--- Begin ---

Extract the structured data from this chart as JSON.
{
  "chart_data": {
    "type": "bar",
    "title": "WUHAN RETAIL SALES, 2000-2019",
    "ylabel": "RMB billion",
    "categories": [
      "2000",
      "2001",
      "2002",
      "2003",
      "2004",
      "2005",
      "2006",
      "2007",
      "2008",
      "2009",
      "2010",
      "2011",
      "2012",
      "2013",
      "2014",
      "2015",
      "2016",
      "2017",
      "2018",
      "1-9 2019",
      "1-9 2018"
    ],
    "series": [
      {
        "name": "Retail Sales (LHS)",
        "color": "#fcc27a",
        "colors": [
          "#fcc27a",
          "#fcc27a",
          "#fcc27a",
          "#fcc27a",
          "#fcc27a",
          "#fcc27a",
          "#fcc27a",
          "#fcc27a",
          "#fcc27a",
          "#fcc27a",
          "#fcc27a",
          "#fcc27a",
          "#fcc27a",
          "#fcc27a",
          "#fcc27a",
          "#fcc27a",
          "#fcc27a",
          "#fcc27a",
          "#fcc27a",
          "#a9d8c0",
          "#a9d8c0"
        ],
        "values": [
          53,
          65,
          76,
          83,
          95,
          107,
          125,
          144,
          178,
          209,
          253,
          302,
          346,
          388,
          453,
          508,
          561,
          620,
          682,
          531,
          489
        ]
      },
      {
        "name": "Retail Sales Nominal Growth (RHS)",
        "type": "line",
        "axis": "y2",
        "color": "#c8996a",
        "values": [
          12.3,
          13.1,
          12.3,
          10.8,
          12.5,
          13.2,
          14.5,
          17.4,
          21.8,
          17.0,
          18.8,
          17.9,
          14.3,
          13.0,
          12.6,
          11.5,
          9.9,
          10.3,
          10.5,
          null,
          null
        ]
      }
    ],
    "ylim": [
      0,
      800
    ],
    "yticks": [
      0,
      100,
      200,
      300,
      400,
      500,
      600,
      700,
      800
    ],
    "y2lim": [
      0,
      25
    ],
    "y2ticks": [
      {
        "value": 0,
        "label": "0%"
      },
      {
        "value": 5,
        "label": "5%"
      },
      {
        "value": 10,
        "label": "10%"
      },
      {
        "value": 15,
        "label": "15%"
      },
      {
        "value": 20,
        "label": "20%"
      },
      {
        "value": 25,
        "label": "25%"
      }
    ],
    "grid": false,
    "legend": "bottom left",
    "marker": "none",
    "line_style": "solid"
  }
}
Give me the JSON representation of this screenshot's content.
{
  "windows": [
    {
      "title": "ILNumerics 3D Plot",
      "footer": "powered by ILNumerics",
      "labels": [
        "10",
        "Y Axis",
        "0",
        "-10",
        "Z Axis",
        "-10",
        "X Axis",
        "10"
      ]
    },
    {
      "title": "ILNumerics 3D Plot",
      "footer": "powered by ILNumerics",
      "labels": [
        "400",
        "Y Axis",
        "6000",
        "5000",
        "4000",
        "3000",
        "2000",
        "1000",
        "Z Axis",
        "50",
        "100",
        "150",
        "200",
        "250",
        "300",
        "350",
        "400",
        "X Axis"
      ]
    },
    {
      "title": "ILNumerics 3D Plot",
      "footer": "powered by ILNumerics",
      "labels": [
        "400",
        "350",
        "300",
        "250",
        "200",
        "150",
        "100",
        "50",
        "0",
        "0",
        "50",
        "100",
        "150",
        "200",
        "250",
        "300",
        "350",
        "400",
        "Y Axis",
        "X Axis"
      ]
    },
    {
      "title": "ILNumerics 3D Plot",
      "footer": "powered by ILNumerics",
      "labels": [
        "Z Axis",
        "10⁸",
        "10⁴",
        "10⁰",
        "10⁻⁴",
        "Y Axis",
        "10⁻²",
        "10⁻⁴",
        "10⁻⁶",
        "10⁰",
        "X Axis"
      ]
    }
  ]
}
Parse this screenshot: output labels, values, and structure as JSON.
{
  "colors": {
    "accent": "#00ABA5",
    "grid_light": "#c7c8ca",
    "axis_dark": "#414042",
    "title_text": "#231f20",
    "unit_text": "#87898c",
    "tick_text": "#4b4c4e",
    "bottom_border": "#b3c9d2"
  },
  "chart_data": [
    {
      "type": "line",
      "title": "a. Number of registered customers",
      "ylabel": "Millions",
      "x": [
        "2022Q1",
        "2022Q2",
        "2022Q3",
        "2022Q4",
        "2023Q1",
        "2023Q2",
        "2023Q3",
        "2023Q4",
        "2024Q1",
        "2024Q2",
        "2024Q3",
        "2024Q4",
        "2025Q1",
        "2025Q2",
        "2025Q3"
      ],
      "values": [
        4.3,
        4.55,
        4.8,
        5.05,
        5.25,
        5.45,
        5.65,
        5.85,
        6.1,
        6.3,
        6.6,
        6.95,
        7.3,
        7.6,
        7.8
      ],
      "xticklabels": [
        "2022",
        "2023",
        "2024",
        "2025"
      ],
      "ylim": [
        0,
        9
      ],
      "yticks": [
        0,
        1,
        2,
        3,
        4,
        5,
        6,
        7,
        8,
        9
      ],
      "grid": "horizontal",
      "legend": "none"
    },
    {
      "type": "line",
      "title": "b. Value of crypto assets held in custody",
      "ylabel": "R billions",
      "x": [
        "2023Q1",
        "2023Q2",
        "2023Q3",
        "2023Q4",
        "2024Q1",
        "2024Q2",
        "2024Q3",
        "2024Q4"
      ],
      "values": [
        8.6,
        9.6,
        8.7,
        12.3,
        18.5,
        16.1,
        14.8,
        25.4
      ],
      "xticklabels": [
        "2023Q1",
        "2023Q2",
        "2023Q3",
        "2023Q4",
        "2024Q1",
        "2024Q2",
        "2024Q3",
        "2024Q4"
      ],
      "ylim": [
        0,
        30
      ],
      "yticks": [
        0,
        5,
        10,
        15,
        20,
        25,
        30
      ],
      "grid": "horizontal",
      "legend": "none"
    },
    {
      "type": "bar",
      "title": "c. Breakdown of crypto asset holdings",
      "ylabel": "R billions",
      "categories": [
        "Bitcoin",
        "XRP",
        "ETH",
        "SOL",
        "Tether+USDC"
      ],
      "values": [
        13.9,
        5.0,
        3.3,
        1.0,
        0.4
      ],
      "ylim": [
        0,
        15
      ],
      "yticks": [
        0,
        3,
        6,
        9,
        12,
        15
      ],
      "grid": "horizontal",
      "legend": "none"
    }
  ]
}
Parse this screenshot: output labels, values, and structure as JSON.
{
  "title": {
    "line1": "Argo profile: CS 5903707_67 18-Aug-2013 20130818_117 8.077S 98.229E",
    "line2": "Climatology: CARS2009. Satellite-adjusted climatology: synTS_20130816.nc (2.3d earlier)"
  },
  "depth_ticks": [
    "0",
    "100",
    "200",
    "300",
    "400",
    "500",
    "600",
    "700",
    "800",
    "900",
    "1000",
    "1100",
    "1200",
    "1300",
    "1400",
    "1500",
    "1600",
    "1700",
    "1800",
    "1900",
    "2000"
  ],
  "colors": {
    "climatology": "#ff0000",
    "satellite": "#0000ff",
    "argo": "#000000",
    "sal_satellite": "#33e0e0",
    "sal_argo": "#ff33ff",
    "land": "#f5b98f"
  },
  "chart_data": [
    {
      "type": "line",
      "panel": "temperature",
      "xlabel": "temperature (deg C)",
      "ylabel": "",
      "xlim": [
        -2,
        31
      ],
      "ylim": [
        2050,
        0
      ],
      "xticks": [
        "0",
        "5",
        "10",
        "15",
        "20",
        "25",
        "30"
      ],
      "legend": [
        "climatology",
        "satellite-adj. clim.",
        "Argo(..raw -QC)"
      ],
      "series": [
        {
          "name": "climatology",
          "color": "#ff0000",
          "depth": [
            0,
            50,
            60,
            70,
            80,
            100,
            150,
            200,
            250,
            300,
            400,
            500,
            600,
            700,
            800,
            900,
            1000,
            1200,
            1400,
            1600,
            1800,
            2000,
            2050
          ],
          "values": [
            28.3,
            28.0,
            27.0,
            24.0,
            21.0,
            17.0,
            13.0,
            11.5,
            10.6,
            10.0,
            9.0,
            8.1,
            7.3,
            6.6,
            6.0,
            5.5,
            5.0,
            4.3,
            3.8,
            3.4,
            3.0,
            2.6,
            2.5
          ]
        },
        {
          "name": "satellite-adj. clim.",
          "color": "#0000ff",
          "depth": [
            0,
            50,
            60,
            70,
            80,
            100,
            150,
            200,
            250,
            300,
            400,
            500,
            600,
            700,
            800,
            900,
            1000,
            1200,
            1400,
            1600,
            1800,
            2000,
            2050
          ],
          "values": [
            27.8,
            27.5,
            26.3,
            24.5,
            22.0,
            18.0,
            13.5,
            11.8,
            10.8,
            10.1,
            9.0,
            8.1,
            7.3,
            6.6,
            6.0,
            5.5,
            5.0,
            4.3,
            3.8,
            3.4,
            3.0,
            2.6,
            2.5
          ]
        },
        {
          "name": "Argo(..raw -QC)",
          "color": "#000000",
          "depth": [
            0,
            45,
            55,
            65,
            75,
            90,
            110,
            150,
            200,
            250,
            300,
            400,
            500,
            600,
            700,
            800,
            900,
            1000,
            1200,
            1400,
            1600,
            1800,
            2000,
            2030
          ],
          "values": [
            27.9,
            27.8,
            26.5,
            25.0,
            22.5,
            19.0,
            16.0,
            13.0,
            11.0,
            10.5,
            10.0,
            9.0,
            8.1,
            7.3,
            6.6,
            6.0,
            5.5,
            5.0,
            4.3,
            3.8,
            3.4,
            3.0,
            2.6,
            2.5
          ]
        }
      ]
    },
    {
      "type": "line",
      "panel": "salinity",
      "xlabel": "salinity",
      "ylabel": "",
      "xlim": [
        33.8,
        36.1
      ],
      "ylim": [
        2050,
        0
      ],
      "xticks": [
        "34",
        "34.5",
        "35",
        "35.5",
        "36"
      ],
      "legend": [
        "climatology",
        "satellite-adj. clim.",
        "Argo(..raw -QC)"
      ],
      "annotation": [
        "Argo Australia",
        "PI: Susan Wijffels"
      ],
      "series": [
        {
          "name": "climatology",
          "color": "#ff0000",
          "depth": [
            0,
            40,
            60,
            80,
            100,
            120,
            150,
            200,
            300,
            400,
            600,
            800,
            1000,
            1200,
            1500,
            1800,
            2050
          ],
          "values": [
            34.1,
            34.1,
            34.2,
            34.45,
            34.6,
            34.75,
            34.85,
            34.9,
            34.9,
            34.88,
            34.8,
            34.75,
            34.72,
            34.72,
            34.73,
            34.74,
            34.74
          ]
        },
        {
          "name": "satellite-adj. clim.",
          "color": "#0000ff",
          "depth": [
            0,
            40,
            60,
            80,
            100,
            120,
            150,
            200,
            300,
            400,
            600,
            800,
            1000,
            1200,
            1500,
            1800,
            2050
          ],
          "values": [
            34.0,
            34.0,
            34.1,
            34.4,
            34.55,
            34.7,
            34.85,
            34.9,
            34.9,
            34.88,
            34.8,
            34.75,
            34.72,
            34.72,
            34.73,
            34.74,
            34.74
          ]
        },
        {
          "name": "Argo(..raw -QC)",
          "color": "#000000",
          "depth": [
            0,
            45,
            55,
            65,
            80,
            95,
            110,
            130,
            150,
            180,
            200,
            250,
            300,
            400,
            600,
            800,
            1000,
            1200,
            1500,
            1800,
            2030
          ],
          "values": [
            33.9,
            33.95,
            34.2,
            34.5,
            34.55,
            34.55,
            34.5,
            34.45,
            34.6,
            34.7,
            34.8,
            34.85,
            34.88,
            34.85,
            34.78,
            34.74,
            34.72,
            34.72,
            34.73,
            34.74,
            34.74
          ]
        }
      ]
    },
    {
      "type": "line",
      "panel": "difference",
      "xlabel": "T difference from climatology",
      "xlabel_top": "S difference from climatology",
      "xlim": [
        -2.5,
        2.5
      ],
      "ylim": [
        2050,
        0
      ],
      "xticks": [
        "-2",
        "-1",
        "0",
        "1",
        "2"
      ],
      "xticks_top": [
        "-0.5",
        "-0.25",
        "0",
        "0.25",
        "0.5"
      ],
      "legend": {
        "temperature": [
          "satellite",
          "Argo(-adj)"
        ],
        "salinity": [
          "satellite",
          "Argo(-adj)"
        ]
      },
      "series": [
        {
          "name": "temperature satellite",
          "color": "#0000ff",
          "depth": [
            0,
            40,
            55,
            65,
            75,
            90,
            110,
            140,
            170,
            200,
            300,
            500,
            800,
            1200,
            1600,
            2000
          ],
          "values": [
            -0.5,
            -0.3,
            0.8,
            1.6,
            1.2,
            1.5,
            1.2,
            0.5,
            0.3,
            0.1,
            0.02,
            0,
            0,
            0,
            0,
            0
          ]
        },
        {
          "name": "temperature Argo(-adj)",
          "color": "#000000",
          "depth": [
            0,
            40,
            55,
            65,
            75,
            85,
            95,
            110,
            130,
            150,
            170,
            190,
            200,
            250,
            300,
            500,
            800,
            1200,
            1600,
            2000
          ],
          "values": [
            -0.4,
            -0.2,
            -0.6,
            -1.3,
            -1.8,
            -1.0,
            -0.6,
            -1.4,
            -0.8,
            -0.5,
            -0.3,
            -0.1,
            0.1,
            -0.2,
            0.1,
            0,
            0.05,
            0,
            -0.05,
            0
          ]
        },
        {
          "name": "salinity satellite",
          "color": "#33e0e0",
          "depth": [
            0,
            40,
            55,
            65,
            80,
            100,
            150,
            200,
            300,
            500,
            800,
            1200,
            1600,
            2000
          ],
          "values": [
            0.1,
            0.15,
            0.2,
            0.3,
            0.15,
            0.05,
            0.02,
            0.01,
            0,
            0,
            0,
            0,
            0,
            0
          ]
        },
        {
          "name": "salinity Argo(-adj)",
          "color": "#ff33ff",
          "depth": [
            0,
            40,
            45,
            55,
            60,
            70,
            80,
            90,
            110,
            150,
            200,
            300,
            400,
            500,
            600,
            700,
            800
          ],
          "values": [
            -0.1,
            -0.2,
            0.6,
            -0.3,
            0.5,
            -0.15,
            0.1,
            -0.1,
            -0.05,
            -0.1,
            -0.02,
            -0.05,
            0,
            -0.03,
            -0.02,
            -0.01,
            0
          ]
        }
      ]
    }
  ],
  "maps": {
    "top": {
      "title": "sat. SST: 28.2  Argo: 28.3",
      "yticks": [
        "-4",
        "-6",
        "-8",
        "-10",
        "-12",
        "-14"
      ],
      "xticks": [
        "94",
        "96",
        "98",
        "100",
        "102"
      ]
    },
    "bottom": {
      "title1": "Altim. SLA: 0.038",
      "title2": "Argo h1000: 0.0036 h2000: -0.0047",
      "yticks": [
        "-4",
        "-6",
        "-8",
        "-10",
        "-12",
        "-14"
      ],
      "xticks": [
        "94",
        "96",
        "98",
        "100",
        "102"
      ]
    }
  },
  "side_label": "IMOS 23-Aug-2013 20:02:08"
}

--- End ---

Filter the entries above down to the lines containing the word "name".

        "name": "Retail Sales (LHS)",
        "name": "Retail Sales Nominal Growth (RHS)",
          "name": "climatology",
          "name": "satellite-adj. clim.",
          "name": "Argo(..raw -QC)",
          "name": "climatology",
          "name": "satellite-adj. clim.",
          "name": "Argo(..raw -QC)",
          "name": "temperature satellite",
          "name": "temperature Argo(-adj)",
          "name": "salinity satellite",
          "name": "salinity Argo(-adj)",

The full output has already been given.